Reproduce the listing below word for word, with no pictures.

Data listing

================================

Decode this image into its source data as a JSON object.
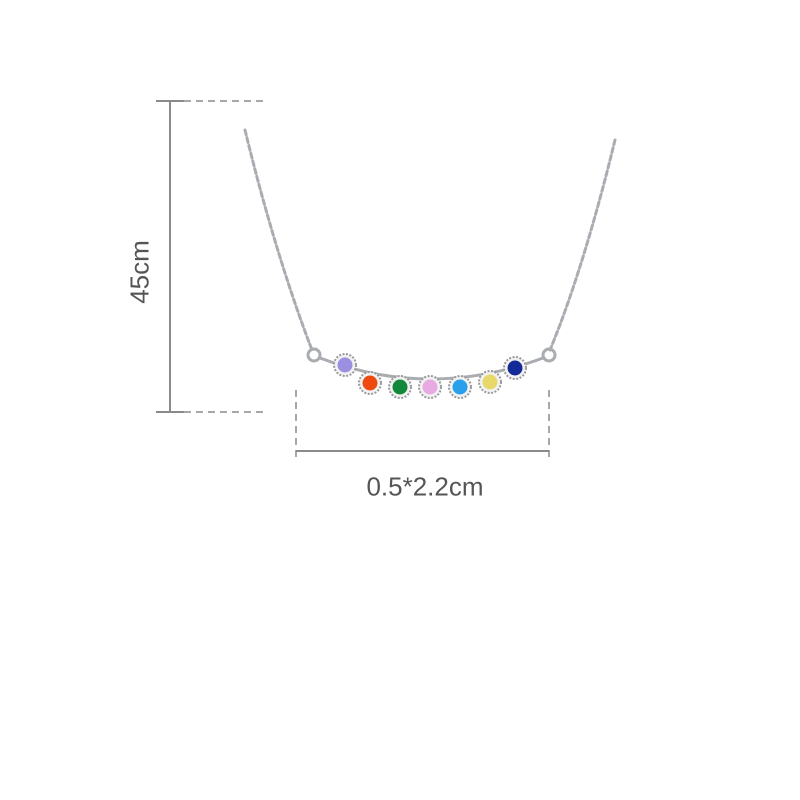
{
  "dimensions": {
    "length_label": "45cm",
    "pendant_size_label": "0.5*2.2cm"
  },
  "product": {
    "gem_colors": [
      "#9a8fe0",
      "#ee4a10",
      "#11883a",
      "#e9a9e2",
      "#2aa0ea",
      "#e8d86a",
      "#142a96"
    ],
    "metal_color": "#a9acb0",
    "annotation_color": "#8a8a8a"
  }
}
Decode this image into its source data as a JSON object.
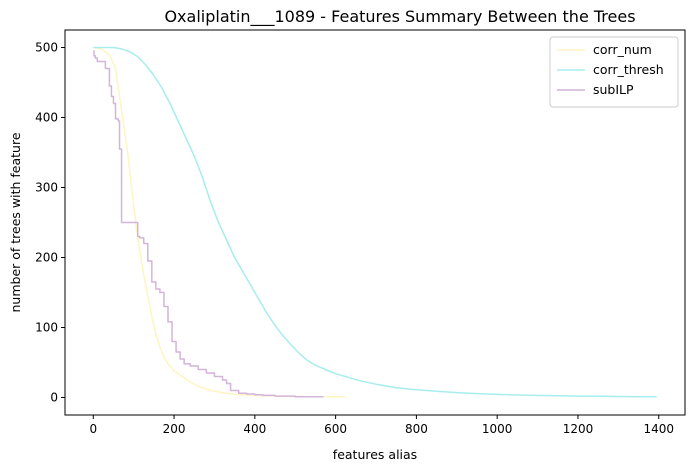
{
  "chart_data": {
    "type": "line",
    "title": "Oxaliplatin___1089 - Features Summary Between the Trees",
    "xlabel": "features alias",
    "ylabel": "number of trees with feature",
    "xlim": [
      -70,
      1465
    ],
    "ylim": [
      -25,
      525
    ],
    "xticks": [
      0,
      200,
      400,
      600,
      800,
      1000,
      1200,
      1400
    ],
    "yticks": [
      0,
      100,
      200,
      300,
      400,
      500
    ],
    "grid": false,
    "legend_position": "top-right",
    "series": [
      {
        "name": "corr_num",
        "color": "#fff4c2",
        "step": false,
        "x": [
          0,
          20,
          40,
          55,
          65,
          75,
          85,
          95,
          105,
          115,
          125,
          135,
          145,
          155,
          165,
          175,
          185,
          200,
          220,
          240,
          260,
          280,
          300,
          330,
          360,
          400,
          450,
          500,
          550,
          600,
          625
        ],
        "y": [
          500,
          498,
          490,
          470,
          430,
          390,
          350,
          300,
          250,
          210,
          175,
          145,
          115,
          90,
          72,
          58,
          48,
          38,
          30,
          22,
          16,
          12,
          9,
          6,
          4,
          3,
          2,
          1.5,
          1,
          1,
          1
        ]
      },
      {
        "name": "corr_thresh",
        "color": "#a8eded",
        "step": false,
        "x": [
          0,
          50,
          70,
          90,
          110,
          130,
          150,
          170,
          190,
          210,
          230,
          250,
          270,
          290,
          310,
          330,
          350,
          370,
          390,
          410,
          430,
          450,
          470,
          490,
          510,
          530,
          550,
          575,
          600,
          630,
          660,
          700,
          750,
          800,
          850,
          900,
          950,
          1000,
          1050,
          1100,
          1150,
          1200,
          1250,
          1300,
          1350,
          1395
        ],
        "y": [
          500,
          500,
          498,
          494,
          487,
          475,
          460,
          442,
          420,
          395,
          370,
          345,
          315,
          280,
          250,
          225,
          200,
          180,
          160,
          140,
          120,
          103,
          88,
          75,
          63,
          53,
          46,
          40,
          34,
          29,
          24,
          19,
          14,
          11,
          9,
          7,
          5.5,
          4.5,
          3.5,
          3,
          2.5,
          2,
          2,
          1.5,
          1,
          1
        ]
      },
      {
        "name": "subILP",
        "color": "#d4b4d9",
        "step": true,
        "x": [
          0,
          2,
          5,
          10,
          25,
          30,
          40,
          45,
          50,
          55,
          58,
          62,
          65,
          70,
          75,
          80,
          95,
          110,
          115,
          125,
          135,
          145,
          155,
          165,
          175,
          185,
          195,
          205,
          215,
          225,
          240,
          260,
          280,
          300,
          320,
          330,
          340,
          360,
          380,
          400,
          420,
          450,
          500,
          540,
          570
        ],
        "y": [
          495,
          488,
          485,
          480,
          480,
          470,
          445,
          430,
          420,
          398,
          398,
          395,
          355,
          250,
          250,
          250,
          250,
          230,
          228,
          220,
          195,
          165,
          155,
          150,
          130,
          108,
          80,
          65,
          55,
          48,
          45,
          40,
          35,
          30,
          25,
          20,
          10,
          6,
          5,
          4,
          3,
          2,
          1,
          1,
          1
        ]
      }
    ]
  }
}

================================

- [Answer to this problem]:
Decode this image into its source data as a JSON object.
{
  "dimensions": {
    "length_label": "45cm",
    "pendant_size_label": "0.5*2.2cm"
  },
  "product": {
    "gem_colors": [
      "#9a8fe0",
      "#ee4a10",
      "#11883a",
      "#e9a9e2",
      "#2aa0ea",
      "#e8d86a",
      "#142a96"
    ],
    "metal_color": "#a9acb0",
    "annotation_color": "#8a8a8a"
  }
}
Decode this image into its source data as a JSON object.
{
  "chart_data": {
    "type": "line",
    "title": "Oxaliplatin___1089 - Features Summary Between the Trees",
    "xlabel": "features alias",
    "ylabel": "number of trees with feature",
    "xlim": [
      -70,
      1465
    ],
    "ylim": [
      -25,
      525
    ],
    "xticks": [
      0,
      200,
      400,
      600,
      800,
      1000,
      1200,
      1400
    ],
    "yticks": [
      0,
      100,
      200,
      300,
      400,
      500
    ],
    "grid": false,
    "legend_position": "top-right",
    "series": [
      {
        "name": "corr_num",
        "color": "#fff4c2",
        "step": false,
        "x": [
          0,
          20,
          40,
          55,
          65,
          75,
          85,
          95,
          105,
          115,
          125,
          135,
          145,
          155,
          165,
          175,
          185,
          200,
          220,
          240,
          260,
          280,
          300,
          330,
          360,
          400,
          450,
          500,
          550,
          600,
          625
        ],
        "y": [
          500,
          498,
          490,
          470,
          430,
          390,
          350,
          300,
          250,
          210,
          175,
          145,
          115,
          90,
          72,
          58,
          48,
          38,
          30,
          22,
          16,
          12,
          9,
          6,
          4,
          3,
          2,
          1.5,
          1,
          1,
          1
        ]
      },
      {
        "name": "corr_thresh",
        "color": "#a8eded",
        "step": false,
        "x": [
          0,
          50,
          70,
          90,
          110,
          130,
          150,
          170,
          190,
          210,
          230,
          250,
          270,
          290,
          310,
          330,
          350,
          370,
          390,
          410,
          430,
          450,
          470,
          490,
          510,
          530,
          550,
          575,
          600,
          630,
          660,
          700,
          750,
          800,
          850,
          900,
          950,
          1000,
          1050,
          1100,
          1150,
          1200,
          1250,
          1300,
          1350,
          1395
        ],
        "y": [
          500,
          500,
          498,
          494,
          487,
          475,
          460,
          442,
          420,
          395,
          370,
          345,
          315,
          280,
          250,
          225,
          200,
          180,
          160,
          140,
          120,
          103,
          88,
          75,
          63,
          53,
          46,
          40,
          34,
          29,
          24,
          19,
          14,
          11,
          9,
          7,
          5.5,
          4.5,
          3.5,
          3,
          2.5,
          2,
          2,
          1.5,
          1,
          1
        ]
      },
      {
        "name": "subILP",
        "color": "#d4b4d9",
        "step": true,
        "x": [
          0,
          2,
          5,
          10,
          25,
          30,
          40,
          45,
          50,
          55,
          58,
          62,
          65,
          70,
          75,
          80,
          95,
          110,
          115,
          125,
          135,
          145,
          155,
          165,
          175,
          185,
          195,
          205,
          215,
          225,
          240,
          260,
          280,
          300,
          320,
          330,
          340,
          360,
          380,
          400,
          420,
          450,
          500,
          540,
          570
        ],
        "y": [
          495,
          488,
          485,
          480,
          480,
          470,
          445,
          430,
          420,
          398,
          398,
          395,
          355,
          250,
          250,
          250,
          250,
          230,
          228,
          220,
          195,
          165,
          155,
          150,
          130,
          108,
          80,
          65,
          55,
          48,
          45,
          40,
          35,
          30,
          25,
          20,
          10,
          6,
          5,
          4,
          3,
          2,
          1,
          1,
          1
        ]
      }
    ]
  }
}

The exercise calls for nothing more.